Data entries:
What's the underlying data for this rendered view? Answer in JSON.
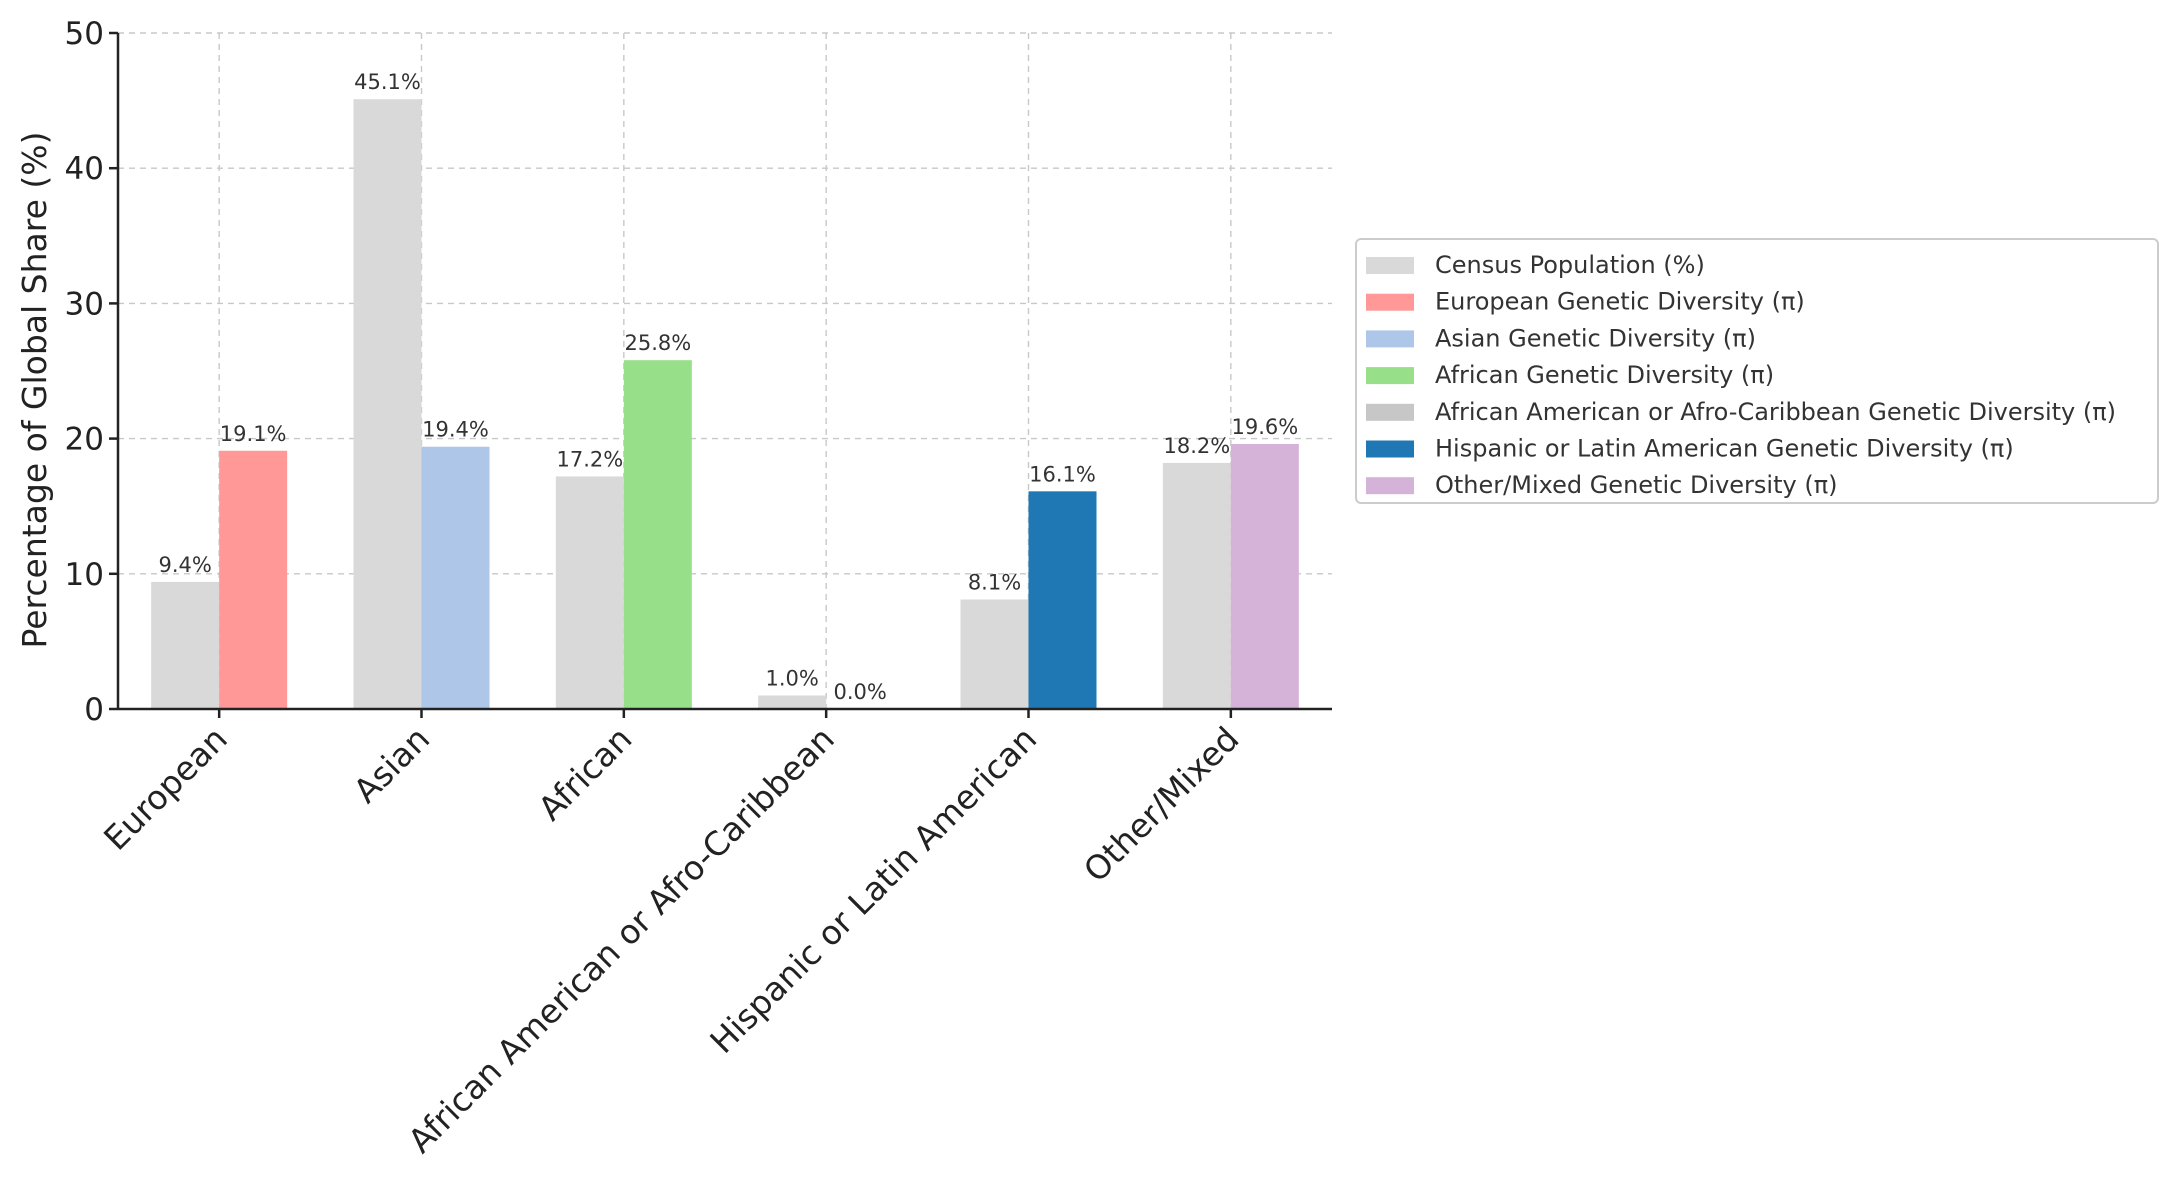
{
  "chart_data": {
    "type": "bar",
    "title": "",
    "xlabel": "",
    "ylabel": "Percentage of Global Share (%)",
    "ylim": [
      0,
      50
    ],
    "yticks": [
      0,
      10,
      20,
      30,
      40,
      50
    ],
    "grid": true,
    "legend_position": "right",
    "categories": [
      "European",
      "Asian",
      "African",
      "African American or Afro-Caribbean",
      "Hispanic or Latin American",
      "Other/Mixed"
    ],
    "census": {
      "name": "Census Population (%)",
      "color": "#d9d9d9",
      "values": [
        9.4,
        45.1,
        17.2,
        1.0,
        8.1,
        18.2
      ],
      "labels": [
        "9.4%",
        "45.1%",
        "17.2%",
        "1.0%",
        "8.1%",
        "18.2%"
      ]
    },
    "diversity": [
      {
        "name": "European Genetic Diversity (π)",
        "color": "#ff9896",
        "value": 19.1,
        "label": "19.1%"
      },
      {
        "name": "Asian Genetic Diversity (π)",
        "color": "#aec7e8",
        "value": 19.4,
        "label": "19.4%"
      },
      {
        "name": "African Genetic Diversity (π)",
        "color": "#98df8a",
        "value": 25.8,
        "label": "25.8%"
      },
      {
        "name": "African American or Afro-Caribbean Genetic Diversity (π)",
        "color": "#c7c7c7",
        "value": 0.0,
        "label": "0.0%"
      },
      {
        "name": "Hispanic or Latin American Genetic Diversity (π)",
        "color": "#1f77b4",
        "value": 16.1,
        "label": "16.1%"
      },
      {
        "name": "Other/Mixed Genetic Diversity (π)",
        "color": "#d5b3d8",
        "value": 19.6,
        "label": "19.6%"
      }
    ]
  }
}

[TASK DIRECTIONS] Please repeat the entries exactly. Do not include the pictures.

[RESPONSE TO THE EXERCISE]
What's the underlying data for this rendered view? Answer in JSON.
{
  "chart_data": {
    "type": "bar",
    "title": "",
    "xlabel": "",
    "ylabel": "Percentage of Global Share (%)",
    "ylim": [
      0,
      50
    ],
    "yticks": [
      0,
      10,
      20,
      30,
      40,
      50
    ],
    "grid": true,
    "legend_position": "right",
    "categories": [
      "European",
      "Asian",
      "African",
      "African American or Afro-Caribbean",
      "Hispanic or Latin American",
      "Other/Mixed"
    ],
    "census": {
      "name": "Census Population (%)",
      "color": "#d9d9d9",
      "values": [
        9.4,
        45.1,
        17.2,
        1.0,
        8.1,
        18.2
      ],
      "labels": [
        "9.4%",
        "45.1%",
        "17.2%",
        "1.0%",
        "8.1%",
        "18.2%"
      ]
    },
    "diversity": [
      {
        "name": "European Genetic Diversity (π)",
        "color": "#ff9896",
        "value": 19.1,
        "label": "19.1%"
      },
      {
        "name": "Asian Genetic Diversity (π)",
        "color": "#aec7e8",
        "value": 19.4,
        "label": "19.4%"
      },
      {
        "name": "African Genetic Diversity (π)",
        "color": "#98df8a",
        "value": 25.8,
        "label": "25.8%"
      },
      {
        "name": "African American or Afro-Caribbean Genetic Diversity (π)",
        "color": "#c7c7c7",
        "value": 0.0,
        "label": "0.0%"
      },
      {
        "name": "Hispanic or Latin American Genetic Diversity (π)",
        "color": "#1f77b4",
        "value": 16.1,
        "label": "16.1%"
      },
      {
        "name": "Other/Mixed Genetic Diversity (π)",
        "color": "#d5b3d8",
        "value": 19.6,
        "label": "19.6%"
      }
    ]
  }
}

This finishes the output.